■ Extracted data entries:
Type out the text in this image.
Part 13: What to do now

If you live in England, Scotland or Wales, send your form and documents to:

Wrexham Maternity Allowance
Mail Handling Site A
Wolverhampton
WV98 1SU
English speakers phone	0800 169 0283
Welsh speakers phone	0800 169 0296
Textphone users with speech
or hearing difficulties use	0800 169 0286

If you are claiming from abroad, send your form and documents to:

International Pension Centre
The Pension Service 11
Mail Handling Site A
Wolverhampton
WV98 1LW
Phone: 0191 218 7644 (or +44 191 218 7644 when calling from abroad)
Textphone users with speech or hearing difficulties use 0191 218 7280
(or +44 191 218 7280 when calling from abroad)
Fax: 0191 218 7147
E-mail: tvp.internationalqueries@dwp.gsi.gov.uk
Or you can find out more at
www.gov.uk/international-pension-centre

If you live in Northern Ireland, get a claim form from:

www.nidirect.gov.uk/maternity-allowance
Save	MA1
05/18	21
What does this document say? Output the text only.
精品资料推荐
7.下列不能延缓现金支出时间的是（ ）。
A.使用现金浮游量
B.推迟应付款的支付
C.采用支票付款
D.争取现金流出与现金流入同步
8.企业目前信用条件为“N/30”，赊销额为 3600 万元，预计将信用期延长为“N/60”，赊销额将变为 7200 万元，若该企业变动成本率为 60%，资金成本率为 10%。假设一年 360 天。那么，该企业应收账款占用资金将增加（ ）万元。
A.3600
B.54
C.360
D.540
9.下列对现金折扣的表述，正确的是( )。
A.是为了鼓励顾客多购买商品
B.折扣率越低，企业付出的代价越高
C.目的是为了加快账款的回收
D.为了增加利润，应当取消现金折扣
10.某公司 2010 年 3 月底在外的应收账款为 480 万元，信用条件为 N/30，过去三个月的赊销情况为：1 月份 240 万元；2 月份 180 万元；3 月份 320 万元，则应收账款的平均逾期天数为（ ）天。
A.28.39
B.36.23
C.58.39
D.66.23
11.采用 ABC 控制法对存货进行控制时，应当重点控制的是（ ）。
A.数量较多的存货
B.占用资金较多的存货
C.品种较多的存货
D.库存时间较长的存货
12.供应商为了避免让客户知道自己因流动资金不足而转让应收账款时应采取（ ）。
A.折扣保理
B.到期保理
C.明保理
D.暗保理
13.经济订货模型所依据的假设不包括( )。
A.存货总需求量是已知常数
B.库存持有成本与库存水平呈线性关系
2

■ Short task: Give back the lines of the listing from the one with "What does this" through the end, both included, exactly as written and with nothing added.

■ Problem solution:
What does this document say? Output the text only.
精品资料推荐
7.下列不能延缓现金支出时间的是（ ）。
A.使用现金浮游量
B.推迟应付款的支付
C.采用支票付款
D.争取现金流出与现金流入同步
8.企业目前信用条件为“N/30”，赊销额为 3600 万元，预计将信用期延长为“N/60”，赊销额将变为 7200 万元，若该企业变动成本率为 60%，资金成本率为 10%。假设一年 360 天。那么，该企业应收账款占用资金将增加（ ）万元。
A.3600
B.54
C.360
D.540
9.下列对现金折扣的表述，正确的是( )。
A.是为了鼓励顾客多购买商品
B.折扣率越低，企业付出的代价越高
C.目的是为了加快账款的回收
D.为了增加利润，应当取消现金折扣
10.某公司 2010 年 3 月底在外的应收账款为 480 万元，信用条件为 N/30，过去三个月的赊销情况为：1 月份 240 万元；2 月份 180 万元；3 月份 320 万元，则应收账款的平均逾期天数为（ ）天。
A.28.39
B.36.23
C.58.39
D.66.23
11.采用 ABC 控制法对存货进行控制时，应当重点控制的是（ ）。
A.数量较多的存货
B.占用资金较多的存货
C.品种较多的存货
D.库存时间较长的存货
12.供应商为了避免让客户知道自己因流动资金不足而转让应收账款时应采取（ ）。
A.折扣保理
B.到期保理
C.明保理
D.暗保理
13.经济订货模型所依据的假设不包括( )。
A.存货总需求量是已知常数
B.库存持有成本与库存水平呈线性关系
2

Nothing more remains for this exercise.